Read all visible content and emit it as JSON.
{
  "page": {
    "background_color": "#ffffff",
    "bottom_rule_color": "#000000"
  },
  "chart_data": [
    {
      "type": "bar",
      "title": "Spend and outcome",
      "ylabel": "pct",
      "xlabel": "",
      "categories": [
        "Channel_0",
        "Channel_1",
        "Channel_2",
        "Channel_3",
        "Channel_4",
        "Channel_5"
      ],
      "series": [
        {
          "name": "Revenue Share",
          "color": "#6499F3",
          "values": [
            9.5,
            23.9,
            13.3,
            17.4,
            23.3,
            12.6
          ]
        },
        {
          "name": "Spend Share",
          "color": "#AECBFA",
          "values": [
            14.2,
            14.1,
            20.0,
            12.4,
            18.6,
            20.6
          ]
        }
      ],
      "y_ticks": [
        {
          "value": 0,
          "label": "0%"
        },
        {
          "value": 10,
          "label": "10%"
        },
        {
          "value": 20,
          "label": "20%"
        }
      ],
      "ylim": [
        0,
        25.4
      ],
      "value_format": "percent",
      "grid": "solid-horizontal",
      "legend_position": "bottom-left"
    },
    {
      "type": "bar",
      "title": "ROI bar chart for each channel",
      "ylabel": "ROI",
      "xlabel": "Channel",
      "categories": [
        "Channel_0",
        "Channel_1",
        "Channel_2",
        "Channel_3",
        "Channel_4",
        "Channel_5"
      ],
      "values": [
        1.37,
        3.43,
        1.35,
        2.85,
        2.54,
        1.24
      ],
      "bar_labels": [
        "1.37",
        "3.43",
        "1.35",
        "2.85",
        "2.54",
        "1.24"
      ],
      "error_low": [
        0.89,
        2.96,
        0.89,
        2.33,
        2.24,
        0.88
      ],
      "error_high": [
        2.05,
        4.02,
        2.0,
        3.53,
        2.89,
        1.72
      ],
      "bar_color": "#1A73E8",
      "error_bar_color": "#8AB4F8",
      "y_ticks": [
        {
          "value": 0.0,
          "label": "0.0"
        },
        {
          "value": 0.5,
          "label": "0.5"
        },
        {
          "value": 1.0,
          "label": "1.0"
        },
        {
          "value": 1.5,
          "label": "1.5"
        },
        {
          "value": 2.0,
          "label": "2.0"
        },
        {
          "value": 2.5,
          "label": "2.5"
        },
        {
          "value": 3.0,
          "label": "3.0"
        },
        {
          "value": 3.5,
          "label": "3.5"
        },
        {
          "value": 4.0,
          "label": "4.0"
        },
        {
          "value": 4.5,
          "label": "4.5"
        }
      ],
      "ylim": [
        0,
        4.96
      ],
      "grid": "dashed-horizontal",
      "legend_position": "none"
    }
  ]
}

::::::::

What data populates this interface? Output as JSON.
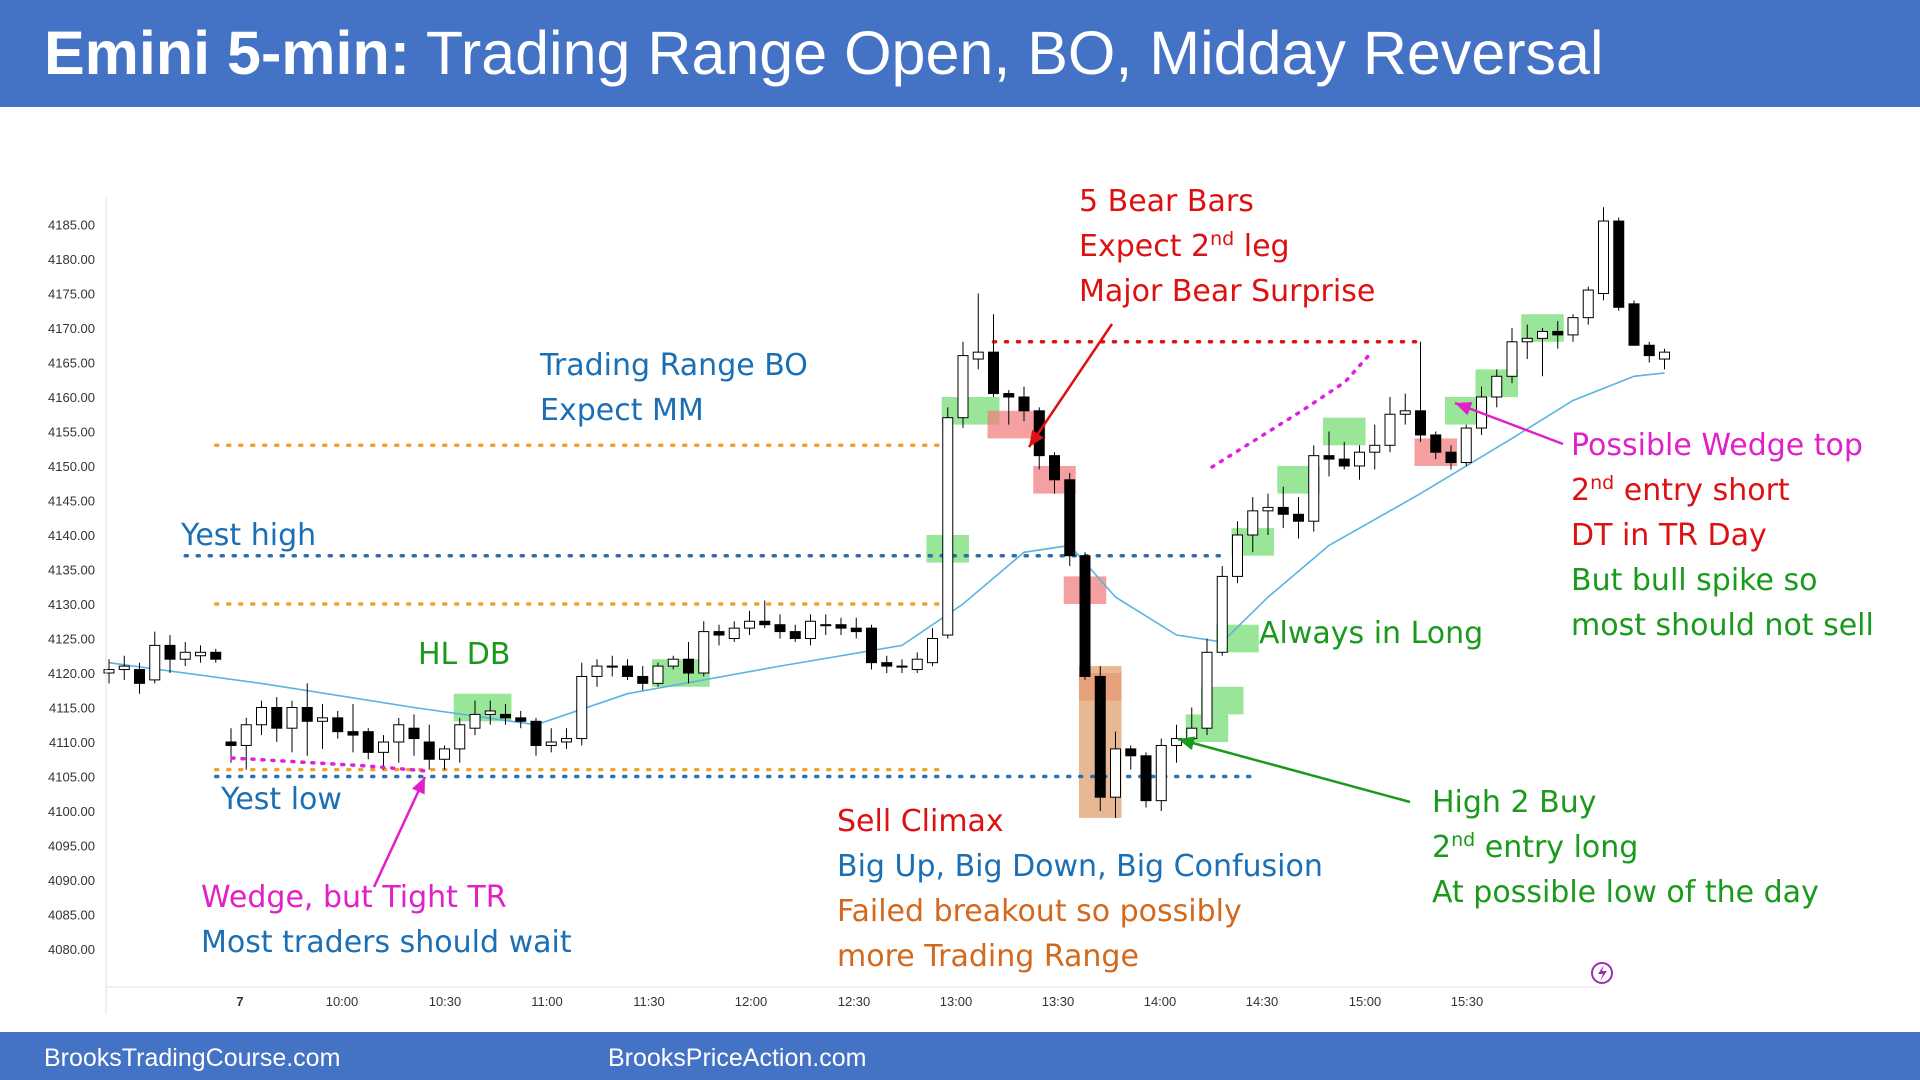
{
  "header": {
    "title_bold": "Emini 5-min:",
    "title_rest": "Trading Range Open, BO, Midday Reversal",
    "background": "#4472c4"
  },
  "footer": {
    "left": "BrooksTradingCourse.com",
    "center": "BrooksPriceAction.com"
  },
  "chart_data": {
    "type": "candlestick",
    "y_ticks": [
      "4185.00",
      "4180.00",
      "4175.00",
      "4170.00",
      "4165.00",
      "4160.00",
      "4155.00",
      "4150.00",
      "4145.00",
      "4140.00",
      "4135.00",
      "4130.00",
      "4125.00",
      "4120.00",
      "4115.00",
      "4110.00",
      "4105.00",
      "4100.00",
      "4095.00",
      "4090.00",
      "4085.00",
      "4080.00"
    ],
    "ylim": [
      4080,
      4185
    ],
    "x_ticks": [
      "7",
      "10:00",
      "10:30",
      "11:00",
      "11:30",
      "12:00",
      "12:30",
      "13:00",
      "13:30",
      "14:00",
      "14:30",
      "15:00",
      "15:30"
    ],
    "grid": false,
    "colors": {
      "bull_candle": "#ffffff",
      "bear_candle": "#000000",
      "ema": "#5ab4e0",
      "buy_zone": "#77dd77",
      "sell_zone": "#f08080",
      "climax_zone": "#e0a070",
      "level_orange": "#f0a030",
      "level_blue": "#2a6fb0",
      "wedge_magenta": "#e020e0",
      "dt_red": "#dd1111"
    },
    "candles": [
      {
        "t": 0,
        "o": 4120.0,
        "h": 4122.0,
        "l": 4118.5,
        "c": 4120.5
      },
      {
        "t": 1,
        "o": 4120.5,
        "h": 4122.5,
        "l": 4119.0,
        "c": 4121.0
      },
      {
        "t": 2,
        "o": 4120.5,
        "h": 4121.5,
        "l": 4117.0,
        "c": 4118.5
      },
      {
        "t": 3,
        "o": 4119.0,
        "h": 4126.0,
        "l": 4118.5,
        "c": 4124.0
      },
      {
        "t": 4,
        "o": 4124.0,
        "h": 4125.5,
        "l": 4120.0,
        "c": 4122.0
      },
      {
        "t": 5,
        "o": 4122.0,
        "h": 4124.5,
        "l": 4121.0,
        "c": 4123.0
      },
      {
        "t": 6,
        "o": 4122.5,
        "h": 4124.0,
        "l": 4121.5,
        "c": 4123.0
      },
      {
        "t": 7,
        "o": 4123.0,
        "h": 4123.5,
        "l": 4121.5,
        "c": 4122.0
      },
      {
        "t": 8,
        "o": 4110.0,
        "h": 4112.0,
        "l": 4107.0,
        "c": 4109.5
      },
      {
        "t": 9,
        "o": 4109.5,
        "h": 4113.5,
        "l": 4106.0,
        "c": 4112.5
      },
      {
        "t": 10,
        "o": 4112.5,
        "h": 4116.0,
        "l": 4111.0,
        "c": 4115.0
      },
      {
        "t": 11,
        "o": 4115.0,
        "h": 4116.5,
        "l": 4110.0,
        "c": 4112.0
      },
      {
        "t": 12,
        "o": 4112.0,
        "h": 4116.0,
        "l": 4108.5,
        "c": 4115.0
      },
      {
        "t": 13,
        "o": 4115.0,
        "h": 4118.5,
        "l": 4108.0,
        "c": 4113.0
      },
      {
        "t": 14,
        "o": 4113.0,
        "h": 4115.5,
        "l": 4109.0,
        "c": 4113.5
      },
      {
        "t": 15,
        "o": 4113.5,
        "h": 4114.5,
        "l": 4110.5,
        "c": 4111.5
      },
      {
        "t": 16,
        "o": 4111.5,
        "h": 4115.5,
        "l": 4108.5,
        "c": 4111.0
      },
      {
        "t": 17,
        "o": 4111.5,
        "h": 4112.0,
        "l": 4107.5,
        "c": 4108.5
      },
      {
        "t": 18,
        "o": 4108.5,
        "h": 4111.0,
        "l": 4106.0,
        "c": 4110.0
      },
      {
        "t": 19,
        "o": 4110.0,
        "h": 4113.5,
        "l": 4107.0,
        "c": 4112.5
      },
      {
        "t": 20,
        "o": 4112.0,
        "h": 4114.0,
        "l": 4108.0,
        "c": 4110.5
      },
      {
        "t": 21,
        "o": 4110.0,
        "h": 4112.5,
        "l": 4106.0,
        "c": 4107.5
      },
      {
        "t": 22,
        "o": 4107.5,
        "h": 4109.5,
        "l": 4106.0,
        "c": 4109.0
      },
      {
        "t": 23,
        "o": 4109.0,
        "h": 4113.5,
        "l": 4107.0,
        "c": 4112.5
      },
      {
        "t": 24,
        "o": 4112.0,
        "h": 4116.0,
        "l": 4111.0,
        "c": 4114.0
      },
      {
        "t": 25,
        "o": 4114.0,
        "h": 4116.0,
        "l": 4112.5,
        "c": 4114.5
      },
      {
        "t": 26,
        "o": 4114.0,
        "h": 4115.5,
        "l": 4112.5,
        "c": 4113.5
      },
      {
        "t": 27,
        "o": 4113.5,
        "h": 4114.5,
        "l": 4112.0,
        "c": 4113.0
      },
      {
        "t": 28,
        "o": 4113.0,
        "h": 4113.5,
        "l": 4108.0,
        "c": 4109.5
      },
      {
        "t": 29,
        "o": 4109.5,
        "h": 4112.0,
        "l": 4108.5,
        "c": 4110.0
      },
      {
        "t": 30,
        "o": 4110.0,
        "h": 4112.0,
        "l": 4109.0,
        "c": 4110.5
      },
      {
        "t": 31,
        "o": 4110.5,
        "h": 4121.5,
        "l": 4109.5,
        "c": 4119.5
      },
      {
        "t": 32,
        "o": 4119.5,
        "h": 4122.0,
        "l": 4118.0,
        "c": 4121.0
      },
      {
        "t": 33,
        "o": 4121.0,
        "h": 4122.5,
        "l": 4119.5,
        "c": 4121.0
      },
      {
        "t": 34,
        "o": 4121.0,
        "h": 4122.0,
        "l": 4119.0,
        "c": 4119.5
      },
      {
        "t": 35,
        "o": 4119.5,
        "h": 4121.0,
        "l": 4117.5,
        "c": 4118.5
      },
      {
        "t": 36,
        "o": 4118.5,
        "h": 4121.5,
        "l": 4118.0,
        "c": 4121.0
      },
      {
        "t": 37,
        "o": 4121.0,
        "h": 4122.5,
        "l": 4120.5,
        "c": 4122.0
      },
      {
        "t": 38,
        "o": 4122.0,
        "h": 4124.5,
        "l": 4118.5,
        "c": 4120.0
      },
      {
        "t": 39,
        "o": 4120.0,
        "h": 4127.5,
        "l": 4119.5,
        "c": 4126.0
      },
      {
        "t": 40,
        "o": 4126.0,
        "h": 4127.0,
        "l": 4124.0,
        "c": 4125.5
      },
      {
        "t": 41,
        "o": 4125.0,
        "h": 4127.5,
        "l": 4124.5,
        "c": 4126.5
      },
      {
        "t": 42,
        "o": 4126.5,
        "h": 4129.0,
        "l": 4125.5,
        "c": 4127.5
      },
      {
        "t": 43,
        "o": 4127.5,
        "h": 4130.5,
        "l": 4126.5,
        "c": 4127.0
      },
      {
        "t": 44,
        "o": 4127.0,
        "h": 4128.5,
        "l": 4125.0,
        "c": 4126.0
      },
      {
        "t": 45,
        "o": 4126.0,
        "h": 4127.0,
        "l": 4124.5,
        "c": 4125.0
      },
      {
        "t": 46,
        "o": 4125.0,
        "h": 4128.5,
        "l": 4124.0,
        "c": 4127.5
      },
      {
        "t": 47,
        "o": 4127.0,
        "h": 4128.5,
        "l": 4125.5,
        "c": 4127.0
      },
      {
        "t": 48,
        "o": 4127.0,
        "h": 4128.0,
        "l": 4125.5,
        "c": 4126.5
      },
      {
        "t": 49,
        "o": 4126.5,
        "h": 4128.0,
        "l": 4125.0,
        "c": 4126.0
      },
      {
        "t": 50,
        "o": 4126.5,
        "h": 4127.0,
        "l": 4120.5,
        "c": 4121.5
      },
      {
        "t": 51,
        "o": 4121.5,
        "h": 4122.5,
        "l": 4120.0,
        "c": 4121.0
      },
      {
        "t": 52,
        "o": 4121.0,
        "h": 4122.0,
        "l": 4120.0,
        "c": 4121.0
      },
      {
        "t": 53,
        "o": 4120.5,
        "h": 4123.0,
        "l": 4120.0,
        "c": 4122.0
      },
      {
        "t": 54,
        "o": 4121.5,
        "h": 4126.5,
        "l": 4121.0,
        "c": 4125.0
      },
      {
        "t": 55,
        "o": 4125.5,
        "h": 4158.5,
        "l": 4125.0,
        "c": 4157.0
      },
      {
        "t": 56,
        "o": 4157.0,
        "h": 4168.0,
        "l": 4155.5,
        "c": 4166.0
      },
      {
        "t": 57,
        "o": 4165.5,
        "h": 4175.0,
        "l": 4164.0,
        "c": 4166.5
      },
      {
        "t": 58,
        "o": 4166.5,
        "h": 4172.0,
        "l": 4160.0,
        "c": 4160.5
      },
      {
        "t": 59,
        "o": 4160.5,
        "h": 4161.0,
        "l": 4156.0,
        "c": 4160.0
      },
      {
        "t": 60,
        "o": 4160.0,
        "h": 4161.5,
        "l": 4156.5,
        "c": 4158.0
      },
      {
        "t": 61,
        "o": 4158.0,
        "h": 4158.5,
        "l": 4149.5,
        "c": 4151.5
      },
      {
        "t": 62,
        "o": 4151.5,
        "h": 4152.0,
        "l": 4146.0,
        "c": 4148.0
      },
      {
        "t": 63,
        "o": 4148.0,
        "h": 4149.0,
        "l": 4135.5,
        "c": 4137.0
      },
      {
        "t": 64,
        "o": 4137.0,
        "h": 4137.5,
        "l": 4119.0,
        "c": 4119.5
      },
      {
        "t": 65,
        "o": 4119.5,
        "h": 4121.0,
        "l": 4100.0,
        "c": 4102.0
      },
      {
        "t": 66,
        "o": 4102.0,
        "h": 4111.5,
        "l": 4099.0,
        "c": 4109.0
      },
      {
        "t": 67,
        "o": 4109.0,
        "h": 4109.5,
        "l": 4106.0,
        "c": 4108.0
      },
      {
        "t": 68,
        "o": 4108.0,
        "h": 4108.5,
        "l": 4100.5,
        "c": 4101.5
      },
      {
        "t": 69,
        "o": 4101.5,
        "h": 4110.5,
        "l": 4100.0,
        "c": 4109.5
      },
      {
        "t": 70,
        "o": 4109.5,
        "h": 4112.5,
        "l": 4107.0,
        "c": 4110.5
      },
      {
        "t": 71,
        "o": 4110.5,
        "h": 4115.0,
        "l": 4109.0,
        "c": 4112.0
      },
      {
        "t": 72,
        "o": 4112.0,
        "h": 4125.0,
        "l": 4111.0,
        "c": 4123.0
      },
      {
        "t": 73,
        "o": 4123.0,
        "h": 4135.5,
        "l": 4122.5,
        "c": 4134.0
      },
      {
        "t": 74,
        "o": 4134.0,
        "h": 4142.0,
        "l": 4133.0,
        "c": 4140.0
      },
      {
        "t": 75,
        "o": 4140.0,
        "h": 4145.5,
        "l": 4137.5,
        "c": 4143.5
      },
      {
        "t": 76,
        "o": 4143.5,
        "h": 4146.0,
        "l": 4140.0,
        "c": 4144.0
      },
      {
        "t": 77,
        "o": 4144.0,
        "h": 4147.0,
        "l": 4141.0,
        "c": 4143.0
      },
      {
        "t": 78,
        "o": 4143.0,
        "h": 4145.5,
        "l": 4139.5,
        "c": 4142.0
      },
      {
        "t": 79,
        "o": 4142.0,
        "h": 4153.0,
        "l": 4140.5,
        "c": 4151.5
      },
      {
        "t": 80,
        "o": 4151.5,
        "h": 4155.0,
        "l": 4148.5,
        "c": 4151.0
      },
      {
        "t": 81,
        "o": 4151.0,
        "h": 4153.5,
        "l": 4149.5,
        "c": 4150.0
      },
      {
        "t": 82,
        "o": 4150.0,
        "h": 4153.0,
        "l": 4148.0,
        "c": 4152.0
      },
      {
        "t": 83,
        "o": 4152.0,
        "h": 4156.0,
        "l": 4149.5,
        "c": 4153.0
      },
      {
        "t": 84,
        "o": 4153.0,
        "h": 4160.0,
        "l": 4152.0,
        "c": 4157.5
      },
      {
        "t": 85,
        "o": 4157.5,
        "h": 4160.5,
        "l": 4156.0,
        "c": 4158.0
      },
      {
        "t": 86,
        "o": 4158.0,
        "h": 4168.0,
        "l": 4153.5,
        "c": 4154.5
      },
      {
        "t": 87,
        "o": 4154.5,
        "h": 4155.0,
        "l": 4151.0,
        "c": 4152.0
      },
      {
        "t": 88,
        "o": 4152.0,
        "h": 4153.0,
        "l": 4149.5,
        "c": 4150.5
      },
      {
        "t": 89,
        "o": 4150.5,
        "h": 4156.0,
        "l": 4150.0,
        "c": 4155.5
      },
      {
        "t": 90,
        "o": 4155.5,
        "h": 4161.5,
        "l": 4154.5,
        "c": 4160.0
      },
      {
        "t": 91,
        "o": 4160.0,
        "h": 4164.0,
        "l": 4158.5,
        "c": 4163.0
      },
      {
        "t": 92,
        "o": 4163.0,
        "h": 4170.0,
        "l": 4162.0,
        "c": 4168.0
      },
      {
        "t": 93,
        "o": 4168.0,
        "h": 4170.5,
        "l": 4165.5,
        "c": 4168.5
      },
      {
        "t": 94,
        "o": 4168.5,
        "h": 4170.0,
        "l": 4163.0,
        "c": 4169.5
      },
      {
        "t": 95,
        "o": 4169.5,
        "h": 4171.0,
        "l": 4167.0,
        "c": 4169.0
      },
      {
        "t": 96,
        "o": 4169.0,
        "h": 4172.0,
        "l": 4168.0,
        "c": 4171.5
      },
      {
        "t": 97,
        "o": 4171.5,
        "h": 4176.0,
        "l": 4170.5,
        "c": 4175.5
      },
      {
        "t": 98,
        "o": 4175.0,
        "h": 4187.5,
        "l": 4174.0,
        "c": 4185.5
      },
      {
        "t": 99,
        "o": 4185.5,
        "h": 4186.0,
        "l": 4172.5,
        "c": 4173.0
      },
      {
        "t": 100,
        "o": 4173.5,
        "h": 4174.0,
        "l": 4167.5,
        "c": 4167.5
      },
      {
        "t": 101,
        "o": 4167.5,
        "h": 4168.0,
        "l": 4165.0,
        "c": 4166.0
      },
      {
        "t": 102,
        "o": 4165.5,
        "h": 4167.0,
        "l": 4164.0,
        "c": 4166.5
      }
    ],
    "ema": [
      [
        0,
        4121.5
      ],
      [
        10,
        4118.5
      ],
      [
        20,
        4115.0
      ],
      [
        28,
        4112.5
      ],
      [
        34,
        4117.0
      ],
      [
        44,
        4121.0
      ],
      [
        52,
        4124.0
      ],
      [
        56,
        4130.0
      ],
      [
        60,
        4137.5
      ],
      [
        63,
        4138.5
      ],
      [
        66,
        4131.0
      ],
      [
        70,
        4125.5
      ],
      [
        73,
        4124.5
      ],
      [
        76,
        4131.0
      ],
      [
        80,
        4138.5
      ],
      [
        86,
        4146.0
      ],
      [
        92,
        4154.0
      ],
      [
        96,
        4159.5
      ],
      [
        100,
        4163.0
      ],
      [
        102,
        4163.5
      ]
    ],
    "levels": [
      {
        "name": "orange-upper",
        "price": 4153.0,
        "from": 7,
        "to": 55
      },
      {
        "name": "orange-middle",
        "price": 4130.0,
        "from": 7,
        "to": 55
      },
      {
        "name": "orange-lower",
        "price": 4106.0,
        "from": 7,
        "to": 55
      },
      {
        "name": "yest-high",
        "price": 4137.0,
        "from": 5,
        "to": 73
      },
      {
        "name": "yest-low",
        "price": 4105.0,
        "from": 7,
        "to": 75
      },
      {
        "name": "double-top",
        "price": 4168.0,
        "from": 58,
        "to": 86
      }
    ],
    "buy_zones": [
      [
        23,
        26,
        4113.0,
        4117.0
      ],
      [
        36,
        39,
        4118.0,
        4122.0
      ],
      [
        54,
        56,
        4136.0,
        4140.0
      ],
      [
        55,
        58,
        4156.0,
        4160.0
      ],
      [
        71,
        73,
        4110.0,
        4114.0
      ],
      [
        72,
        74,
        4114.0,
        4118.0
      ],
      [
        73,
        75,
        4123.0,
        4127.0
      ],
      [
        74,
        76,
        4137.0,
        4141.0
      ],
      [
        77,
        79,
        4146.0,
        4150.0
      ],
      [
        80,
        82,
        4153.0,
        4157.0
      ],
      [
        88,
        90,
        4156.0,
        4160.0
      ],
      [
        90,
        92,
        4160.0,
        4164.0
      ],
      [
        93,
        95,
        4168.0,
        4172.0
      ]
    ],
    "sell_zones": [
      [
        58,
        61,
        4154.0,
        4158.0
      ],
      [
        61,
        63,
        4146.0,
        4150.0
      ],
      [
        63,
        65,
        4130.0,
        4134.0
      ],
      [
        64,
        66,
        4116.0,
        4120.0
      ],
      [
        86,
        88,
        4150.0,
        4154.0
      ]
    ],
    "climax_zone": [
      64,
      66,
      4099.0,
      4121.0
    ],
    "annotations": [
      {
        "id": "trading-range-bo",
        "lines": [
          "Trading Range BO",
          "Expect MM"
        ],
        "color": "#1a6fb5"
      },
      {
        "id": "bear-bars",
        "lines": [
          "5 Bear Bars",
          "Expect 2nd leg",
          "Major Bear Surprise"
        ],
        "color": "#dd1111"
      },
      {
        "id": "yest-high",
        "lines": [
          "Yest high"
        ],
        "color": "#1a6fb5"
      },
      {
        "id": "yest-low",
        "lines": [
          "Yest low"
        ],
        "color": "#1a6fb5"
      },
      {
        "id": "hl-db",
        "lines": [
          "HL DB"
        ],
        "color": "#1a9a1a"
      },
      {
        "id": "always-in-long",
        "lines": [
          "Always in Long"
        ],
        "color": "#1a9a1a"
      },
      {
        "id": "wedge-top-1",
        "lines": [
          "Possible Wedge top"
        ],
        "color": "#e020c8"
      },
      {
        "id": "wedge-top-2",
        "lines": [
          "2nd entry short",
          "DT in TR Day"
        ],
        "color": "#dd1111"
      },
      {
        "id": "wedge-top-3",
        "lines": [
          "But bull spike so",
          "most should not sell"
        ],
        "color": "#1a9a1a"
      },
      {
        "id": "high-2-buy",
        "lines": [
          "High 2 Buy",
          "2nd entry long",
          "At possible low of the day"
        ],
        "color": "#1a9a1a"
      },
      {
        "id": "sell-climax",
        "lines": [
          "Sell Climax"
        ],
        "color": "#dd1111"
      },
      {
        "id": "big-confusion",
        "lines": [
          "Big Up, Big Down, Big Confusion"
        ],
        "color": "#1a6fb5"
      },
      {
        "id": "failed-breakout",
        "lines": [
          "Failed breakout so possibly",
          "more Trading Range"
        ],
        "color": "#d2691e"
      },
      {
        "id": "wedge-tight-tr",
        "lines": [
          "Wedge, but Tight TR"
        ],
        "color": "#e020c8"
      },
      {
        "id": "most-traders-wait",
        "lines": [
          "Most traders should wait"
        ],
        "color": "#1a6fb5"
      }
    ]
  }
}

::::::::

■ **To be done**: List all lines holding the string "wait".

■ **Exercise solution**:
        "id": "most-traders-wait",
          "Most traders should wait"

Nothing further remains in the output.